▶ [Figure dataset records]
◇ ◇ ◇

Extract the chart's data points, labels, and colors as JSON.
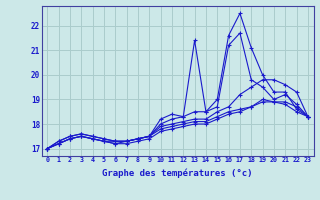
{
  "xlabel": "Graphe des températures (°c)",
  "xlim": [
    -0.5,
    23.5
  ],
  "ylim": [
    16.7,
    22.8
  ],
  "xticks": [
    0,
    1,
    2,
    3,
    4,
    5,
    6,
    7,
    8,
    9,
    10,
    11,
    12,
    13,
    14,
    15,
    16,
    17,
    18,
    19,
    20,
    21,
    22,
    23
  ],
  "yticks": [
    17,
    18,
    19,
    20,
    21,
    22
  ],
  "background_color": "#cce8e8",
  "grid_color": "#aacccc",
  "line_color": "#1a1acc",
  "series": [
    [
      17.0,
      17.3,
      17.5,
      17.6,
      17.5,
      17.4,
      17.3,
      17.3,
      17.4,
      17.5,
      18.2,
      18.4,
      18.3,
      21.4,
      18.5,
      19.0,
      21.6,
      22.5,
      21.1,
      20.0,
      19.3,
      19.3,
      18.6,
      18.3
    ],
    [
      17.0,
      17.3,
      17.5,
      17.6,
      17.5,
      17.4,
      17.3,
      17.3,
      17.4,
      17.5,
      18.0,
      18.2,
      18.3,
      18.5,
      18.5,
      18.7,
      21.2,
      21.7,
      19.8,
      19.5,
      19.0,
      19.2,
      18.8,
      18.3
    ],
    [
      17.0,
      17.2,
      17.4,
      17.5,
      17.4,
      17.3,
      17.3,
      17.3,
      17.4,
      17.5,
      17.9,
      18.0,
      18.1,
      18.2,
      18.2,
      18.5,
      18.7,
      19.2,
      19.5,
      19.8,
      19.8,
      19.6,
      19.3,
      18.3
    ],
    [
      17.0,
      17.2,
      17.4,
      17.5,
      17.4,
      17.3,
      17.2,
      17.2,
      17.3,
      17.4,
      17.7,
      17.8,
      17.9,
      18.0,
      18.0,
      18.2,
      18.4,
      18.5,
      18.7,
      18.9,
      18.9,
      18.9,
      18.7,
      18.3
    ],
    [
      17.0,
      17.2,
      17.4,
      17.5,
      17.4,
      17.3,
      17.2,
      17.3,
      17.4,
      17.5,
      17.8,
      17.9,
      18.0,
      18.1,
      18.1,
      18.3,
      18.5,
      18.6,
      18.7,
      19.0,
      18.9,
      18.8,
      18.5,
      18.3
    ]
  ]
}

◇ ◇ ◇

▶ [Work required] Pictures excluded, quote all the data above exactly.

▶ [Task response]
Extract the chart's data points, labels, and colors as JSON.
{
  "xlabel": "Graphe des températures (°c)",
  "xlim": [
    -0.5,
    23.5
  ],
  "ylim": [
    16.7,
    22.8
  ],
  "xticks": [
    0,
    1,
    2,
    3,
    4,
    5,
    6,
    7,
    8,
    9,
    10,
    11,
    12,
    13,
    14,
    15,
    16,
    17,
    18,
    19,
    20,
    21,
    22,
    23
  ],
  "yticks": [
    17,
    18,
    19,
    20,
    21,
    22
  ],
  "background_color": "#cce8e8",
  "grid_color": "#aacccc",
  "line_color": "#1a1acc",
  "series": [
    [
      17.0,
      17.3,
      17.5,
      17.6,
      17.5,
      17.4,
      17.3,
      17.3,
      17.4,
      17.5,
      18.2,
      18.4,
      18.3,
      21.4,
      18.5,
      19.0,
      21.6,
      22.5,
      21.1,
      20.0,
      19.3,
      19.3,
      18.6,
      18.3
    ],
    [
      17.0,
      17.3,
      17.5,
      17.6,
      17.5,
      17.4,
      17.3,
      17.3,
      17.4,
      17.5,
      18.0,
      18.2,
      18.3,
      18.5,
      18.5,
      18.7,
      21.2,
      21.7,
      19.8,
      19.5,
      19.0,
      19.2,
      18.8,
      18.3
    ],
    [
      17.0,
      17.2,
      17.4,
      17.5,
      17.4,
      17.3,
      17.3,
      17.3,
      17.4,
      17.5,
      17.9,
      18.0,
      18.1,
      18.2,
      18.2,
      18.5,
      18.7,
      19.2,
      19.5,
      19.8,
      19.8,
      19.6,
      19.3,
      18.3
    ],
    [
      17.0,
      17.2,
      17.4,
      17.5,
      17.4,
      17.3,
      17.2,
      17.2,
      17.3,
      17.4,
      17.7,
      17.8,
      17.9,
      18.0,
      18.0,
      18.2,
      18.4,
      18.5,
      18.7,
      18.9,
      18.9,
      18.9,
      18.7,
      18.3
    ],
    [
      17.0,
      17.2,
      17.4,
      17.5,
      17.4,
      17.3,
      17.2,
      17.3,
      17.4,
      17.5,
      17.8,
      17.9,
      18.0,
      18.1,
      18.1,
      18.3,
      18.5,
      18.6,
      18.7,
      19.0,
      18.9,
      18.8,
      18.5,
      18.3
    ]
  ]
}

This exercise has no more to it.